## What is required
Starting at the beginning of the items and ending at the line that contains "logo-subtitle: Real Estate", including that line, render those lines as a numbered list with blank lines omitted.

START

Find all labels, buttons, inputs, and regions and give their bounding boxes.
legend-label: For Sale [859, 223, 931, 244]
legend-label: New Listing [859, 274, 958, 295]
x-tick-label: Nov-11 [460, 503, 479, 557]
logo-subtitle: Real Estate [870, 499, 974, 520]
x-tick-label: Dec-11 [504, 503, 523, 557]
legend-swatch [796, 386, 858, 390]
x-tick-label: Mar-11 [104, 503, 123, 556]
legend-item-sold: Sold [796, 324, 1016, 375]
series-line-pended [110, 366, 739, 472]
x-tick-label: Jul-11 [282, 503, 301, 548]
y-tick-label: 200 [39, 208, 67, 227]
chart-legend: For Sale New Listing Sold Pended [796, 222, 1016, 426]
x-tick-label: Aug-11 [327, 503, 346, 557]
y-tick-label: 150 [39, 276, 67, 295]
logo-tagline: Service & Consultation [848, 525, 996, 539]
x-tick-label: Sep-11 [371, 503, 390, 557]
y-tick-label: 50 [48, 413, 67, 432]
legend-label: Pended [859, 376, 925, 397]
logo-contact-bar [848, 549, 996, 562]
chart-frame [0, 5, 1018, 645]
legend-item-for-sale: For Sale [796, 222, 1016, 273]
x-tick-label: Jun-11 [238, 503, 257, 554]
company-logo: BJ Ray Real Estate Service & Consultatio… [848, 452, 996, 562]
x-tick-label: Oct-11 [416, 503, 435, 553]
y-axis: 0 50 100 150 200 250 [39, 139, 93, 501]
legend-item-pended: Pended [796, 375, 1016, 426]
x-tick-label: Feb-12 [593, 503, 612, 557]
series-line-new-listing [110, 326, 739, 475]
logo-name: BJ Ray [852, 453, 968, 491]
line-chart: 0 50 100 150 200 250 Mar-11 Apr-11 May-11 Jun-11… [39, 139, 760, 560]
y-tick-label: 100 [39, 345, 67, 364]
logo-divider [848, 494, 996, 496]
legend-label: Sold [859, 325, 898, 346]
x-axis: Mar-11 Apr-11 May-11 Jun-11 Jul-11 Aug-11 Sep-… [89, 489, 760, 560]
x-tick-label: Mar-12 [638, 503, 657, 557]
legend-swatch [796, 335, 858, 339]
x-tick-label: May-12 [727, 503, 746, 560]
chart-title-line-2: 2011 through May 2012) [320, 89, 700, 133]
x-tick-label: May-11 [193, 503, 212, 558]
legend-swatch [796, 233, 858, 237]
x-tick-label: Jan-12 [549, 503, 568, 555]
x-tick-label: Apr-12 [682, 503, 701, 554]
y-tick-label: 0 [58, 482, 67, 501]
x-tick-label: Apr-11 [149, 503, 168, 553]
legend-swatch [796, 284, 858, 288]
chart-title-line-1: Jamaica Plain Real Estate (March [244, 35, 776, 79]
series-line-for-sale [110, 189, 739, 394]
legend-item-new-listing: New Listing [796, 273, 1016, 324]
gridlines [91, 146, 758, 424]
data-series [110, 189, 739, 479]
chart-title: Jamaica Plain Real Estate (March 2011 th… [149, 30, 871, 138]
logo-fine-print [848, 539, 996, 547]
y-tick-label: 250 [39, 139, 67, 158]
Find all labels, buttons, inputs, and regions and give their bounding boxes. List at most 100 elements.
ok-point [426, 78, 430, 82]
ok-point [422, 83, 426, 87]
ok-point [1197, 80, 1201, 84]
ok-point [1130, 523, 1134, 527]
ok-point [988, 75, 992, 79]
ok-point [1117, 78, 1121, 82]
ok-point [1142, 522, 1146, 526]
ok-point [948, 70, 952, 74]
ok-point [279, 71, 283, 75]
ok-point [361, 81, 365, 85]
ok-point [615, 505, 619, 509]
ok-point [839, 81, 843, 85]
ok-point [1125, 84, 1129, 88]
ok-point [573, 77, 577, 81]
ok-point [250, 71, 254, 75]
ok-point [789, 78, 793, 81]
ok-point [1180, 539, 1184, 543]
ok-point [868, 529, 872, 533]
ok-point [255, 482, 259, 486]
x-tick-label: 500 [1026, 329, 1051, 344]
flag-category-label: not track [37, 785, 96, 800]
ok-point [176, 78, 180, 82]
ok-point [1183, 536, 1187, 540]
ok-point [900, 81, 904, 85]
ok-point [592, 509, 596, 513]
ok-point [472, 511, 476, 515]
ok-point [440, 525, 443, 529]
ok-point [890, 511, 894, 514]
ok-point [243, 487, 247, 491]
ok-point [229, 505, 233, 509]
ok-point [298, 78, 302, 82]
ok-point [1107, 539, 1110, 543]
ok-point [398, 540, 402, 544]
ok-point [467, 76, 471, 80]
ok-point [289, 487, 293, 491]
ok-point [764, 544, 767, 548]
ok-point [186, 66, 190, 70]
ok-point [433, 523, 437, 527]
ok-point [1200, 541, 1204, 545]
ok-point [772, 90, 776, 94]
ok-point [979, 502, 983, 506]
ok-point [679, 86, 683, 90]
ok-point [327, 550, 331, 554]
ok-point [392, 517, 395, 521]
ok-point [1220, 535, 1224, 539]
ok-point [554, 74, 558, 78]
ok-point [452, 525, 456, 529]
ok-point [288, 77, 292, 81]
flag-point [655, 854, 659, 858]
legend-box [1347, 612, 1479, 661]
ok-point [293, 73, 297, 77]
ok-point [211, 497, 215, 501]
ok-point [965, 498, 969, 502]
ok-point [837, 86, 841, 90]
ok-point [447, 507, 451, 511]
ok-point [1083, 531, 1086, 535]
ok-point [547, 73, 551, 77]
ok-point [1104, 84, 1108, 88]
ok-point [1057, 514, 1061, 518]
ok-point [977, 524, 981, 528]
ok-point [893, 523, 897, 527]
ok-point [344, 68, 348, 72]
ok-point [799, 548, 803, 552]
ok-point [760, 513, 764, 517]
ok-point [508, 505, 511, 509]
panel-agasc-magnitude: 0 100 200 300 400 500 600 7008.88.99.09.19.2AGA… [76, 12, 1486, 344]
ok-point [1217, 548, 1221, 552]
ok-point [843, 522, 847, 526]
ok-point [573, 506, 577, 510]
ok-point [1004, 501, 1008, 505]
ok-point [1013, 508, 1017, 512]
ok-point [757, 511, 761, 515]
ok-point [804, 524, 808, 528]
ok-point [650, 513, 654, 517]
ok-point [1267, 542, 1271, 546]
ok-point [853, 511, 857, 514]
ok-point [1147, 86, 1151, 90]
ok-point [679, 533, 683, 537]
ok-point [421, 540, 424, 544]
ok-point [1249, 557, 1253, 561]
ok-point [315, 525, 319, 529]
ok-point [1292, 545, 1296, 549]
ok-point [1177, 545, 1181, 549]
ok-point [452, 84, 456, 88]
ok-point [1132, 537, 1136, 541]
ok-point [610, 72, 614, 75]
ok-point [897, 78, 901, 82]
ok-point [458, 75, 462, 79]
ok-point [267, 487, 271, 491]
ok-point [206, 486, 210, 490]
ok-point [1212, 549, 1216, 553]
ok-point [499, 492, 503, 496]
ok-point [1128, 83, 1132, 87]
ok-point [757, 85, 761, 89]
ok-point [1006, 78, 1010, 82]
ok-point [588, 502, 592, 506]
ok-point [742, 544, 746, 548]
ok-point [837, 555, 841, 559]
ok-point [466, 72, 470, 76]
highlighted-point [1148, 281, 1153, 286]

END

## Task solution
1. Find all labels, buttons, inputs, and regions and give their bounding boxes.
2. legend-label: For Sale [859, 223, 931, 244]
3. legend-label: New Listing [859, 274, 958, 295]
4. x-tick-label: Nov-11 [460, 503, 479, 557]
5. logo-subtitle: Real Estate [870, 499, 974, 520]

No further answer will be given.